• _Task statement_: Look through the records below and collect all lines that hold the string "text".

.....

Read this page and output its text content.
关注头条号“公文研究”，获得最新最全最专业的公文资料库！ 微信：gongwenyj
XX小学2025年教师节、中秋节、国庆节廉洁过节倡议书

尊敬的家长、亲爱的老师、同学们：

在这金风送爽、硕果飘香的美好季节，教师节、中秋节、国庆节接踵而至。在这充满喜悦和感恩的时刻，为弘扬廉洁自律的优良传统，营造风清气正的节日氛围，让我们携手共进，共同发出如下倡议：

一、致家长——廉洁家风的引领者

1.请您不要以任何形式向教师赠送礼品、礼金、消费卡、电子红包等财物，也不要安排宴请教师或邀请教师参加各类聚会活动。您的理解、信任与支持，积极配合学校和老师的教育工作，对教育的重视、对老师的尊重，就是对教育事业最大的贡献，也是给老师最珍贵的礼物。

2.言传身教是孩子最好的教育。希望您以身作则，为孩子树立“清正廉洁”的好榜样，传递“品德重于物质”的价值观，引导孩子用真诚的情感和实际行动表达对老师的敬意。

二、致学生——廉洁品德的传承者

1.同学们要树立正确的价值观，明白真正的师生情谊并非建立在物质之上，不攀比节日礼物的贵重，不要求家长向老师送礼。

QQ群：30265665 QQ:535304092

.....

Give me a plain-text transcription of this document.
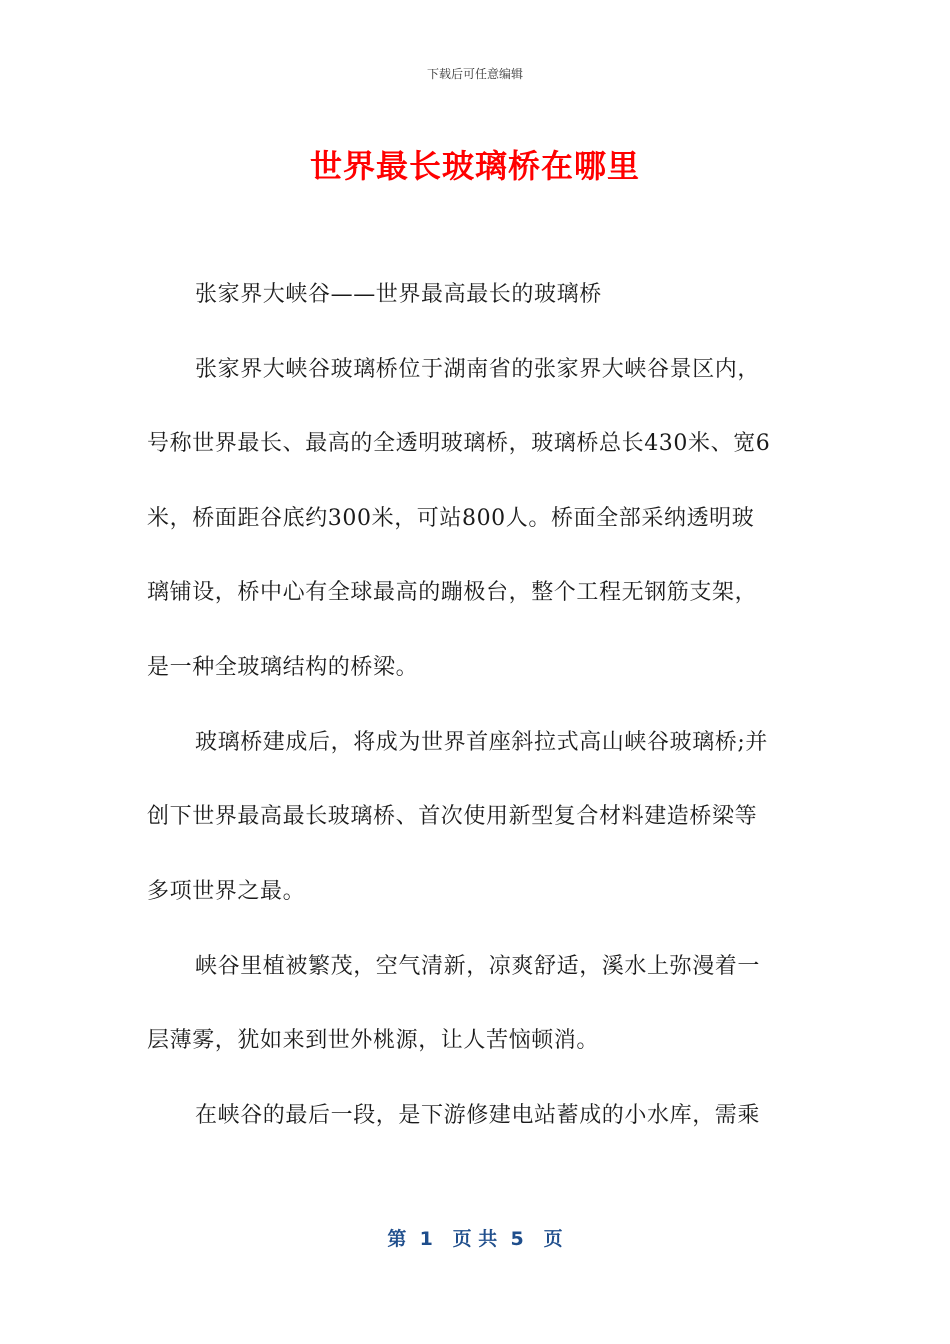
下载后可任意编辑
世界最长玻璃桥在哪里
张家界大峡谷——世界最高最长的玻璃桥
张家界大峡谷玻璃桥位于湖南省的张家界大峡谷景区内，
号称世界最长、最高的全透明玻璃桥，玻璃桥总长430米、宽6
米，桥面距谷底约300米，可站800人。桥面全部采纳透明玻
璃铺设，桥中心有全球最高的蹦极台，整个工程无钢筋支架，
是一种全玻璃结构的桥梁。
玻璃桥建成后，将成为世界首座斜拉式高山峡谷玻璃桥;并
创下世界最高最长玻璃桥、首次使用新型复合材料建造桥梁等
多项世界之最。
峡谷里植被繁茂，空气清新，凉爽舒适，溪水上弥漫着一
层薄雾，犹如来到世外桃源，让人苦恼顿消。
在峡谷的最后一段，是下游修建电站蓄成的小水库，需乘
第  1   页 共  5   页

.....

• _Task solution_:
Read this page and output its text content.
Give me a plain-text transcription of this document.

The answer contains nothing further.